__EXTRACTED ENTRIES__:
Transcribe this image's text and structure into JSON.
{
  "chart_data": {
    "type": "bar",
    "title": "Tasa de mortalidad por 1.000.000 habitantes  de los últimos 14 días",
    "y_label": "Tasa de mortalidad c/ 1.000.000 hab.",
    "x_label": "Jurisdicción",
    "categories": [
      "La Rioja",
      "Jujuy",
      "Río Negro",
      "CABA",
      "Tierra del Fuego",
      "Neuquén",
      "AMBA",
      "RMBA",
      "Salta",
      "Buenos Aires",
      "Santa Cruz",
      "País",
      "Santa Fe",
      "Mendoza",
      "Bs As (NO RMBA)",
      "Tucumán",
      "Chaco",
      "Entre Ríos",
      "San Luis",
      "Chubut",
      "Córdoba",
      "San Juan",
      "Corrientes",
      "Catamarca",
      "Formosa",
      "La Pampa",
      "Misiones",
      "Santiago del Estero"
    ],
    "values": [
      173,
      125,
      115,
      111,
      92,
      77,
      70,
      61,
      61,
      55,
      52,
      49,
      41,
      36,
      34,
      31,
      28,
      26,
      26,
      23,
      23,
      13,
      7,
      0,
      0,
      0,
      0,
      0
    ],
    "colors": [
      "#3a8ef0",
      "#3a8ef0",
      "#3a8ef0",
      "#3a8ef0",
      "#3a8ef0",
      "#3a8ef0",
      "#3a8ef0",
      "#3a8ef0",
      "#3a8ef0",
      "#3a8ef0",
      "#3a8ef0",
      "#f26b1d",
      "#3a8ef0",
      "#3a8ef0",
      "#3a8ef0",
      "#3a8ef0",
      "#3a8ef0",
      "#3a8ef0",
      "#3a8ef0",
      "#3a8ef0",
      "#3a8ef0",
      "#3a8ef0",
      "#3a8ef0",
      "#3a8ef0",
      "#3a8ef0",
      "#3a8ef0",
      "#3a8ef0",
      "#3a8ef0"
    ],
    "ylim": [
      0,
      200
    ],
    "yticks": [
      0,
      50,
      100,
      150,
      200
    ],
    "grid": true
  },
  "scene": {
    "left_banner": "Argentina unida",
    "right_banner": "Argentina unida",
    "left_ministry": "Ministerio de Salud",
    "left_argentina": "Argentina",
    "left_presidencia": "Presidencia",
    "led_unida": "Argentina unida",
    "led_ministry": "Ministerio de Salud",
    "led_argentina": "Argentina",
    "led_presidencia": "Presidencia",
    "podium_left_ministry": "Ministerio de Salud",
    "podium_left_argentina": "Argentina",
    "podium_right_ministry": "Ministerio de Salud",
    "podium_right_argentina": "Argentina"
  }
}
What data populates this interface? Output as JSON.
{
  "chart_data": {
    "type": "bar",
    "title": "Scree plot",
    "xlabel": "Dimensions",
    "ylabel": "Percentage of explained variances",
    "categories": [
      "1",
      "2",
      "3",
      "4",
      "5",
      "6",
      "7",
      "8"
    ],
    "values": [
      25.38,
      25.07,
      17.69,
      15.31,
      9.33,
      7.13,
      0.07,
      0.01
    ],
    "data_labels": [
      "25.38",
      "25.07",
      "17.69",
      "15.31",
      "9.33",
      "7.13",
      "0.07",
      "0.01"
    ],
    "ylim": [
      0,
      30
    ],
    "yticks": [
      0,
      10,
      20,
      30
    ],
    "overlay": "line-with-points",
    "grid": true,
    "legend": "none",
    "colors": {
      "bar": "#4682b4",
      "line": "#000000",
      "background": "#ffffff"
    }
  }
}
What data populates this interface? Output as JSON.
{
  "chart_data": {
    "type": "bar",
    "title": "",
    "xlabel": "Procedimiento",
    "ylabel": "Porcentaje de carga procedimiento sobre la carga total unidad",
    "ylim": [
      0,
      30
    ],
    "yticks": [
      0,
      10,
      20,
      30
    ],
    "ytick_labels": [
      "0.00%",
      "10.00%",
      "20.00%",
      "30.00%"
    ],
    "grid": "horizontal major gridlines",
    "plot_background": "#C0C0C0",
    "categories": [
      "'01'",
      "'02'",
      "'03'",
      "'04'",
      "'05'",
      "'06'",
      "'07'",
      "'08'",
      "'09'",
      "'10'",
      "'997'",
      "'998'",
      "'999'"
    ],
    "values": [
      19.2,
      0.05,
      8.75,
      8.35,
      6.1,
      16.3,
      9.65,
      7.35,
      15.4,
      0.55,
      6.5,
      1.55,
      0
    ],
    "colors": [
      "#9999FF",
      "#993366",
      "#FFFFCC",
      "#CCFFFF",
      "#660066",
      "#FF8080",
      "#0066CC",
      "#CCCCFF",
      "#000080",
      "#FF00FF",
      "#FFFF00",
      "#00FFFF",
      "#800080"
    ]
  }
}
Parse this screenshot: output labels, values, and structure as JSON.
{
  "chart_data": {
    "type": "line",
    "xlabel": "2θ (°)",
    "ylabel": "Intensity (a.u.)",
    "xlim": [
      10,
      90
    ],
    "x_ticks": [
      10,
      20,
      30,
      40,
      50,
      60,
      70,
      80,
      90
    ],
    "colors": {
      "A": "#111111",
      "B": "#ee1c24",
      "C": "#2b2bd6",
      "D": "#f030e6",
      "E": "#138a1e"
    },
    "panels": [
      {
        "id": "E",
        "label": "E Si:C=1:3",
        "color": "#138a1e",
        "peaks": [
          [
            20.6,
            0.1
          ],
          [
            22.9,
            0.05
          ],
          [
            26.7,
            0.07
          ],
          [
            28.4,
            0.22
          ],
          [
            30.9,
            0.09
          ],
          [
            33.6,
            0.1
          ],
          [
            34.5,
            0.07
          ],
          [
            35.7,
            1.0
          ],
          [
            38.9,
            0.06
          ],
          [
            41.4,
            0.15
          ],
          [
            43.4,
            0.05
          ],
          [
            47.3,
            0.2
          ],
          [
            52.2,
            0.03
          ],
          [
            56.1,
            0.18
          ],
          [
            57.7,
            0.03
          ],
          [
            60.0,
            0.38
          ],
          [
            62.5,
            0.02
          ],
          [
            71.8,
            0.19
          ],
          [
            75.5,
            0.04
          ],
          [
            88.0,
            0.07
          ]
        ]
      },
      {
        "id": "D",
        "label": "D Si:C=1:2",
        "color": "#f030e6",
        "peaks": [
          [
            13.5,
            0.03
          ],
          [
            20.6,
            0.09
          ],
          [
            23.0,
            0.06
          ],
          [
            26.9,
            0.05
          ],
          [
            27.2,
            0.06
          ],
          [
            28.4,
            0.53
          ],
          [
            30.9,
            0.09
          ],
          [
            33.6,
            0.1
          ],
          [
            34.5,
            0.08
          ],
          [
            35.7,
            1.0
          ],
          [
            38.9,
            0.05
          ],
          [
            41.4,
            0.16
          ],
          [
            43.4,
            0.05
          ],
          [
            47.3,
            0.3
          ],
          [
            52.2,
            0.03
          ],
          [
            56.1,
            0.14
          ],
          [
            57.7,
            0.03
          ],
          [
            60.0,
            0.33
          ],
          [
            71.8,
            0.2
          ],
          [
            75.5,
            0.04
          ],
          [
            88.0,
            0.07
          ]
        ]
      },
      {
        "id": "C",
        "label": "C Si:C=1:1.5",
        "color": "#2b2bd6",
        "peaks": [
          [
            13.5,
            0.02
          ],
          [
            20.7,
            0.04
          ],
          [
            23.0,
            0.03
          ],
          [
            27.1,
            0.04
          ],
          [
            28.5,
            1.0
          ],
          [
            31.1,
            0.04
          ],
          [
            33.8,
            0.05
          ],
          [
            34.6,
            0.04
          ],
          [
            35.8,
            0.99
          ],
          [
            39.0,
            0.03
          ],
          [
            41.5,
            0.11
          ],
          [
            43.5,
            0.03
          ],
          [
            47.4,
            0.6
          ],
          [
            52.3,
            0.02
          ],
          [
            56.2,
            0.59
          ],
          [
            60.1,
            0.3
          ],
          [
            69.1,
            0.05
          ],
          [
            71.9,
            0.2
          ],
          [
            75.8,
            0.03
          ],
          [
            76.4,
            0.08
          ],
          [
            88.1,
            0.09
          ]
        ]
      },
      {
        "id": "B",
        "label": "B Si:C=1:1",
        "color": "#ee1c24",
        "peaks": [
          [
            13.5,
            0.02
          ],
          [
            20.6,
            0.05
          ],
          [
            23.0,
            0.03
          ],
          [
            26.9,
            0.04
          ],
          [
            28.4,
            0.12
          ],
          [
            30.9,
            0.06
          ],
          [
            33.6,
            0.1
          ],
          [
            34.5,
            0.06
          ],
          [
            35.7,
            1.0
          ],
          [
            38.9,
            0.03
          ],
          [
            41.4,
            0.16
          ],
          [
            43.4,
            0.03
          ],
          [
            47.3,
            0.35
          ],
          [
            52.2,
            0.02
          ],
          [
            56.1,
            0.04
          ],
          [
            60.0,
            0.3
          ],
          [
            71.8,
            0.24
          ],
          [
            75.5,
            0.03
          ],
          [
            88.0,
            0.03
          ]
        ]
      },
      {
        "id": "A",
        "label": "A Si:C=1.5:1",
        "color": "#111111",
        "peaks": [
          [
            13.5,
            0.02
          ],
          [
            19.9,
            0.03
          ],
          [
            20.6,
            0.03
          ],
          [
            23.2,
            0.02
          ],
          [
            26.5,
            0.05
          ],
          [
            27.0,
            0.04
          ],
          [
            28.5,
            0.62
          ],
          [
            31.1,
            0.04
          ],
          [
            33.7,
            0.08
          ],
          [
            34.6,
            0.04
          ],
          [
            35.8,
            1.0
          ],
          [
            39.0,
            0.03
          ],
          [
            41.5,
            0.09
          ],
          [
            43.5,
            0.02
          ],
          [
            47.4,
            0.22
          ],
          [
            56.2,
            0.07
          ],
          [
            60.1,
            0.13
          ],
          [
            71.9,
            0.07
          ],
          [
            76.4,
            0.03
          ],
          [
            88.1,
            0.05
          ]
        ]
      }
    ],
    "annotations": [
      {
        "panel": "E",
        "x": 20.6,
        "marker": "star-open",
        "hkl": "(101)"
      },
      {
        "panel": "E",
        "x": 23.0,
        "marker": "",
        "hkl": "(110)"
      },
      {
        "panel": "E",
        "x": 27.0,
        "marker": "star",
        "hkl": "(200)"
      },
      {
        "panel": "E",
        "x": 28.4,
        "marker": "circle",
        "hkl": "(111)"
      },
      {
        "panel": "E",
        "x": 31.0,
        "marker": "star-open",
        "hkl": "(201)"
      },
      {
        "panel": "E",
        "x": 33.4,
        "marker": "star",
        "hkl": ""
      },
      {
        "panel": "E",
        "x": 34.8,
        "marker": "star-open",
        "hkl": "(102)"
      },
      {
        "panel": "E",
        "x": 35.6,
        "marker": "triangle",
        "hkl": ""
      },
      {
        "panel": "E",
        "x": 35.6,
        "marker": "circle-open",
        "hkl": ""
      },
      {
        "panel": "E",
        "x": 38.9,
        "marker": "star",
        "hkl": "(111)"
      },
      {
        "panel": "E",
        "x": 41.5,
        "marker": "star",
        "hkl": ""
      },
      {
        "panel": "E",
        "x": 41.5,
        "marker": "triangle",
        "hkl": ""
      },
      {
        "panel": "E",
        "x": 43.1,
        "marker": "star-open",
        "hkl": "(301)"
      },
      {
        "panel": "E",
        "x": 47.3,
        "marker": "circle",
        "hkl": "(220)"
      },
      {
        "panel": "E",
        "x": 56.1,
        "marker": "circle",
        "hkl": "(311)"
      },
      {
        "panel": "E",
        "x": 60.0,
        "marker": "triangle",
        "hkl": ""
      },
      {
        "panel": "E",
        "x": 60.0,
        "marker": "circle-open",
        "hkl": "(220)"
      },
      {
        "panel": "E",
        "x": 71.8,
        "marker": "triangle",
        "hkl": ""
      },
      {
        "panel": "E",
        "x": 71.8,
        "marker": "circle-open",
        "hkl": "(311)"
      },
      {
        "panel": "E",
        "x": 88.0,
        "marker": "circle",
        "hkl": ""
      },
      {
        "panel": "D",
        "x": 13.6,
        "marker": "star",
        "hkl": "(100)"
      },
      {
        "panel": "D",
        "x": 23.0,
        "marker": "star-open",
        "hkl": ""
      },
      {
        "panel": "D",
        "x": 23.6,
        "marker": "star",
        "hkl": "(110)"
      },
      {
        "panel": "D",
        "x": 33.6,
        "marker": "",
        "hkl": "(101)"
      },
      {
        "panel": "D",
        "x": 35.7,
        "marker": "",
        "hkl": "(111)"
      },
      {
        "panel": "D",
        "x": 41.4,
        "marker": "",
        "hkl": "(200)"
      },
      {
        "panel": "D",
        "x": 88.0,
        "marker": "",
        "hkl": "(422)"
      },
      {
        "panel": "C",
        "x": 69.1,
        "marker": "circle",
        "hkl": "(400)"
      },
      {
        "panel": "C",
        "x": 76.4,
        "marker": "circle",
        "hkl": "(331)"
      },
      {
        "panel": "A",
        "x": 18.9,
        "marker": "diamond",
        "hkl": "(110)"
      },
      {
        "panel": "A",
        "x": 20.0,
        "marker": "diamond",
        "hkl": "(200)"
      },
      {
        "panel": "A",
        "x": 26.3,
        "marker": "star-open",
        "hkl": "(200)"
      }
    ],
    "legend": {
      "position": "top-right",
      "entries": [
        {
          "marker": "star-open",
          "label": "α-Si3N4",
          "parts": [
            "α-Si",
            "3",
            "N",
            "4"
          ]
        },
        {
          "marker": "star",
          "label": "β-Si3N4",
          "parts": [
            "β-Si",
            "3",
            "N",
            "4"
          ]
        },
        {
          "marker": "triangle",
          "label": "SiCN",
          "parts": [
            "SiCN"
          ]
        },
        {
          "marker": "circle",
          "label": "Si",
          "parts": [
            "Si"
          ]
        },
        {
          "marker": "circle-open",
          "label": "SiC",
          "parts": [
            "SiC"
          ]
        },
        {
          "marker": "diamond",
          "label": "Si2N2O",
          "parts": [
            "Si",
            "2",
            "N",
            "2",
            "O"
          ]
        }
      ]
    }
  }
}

__TASK TO CARRY OUT__: Reproduce each line holding the word "mortalidad".

__FINAL RESULT__:
    "title": "Tasa de mortalidad por 1.000.000 habitantes  de los últimos 14 días",
    "y_label": "Tasa de mortalidad c/ 1.000.000 hab.",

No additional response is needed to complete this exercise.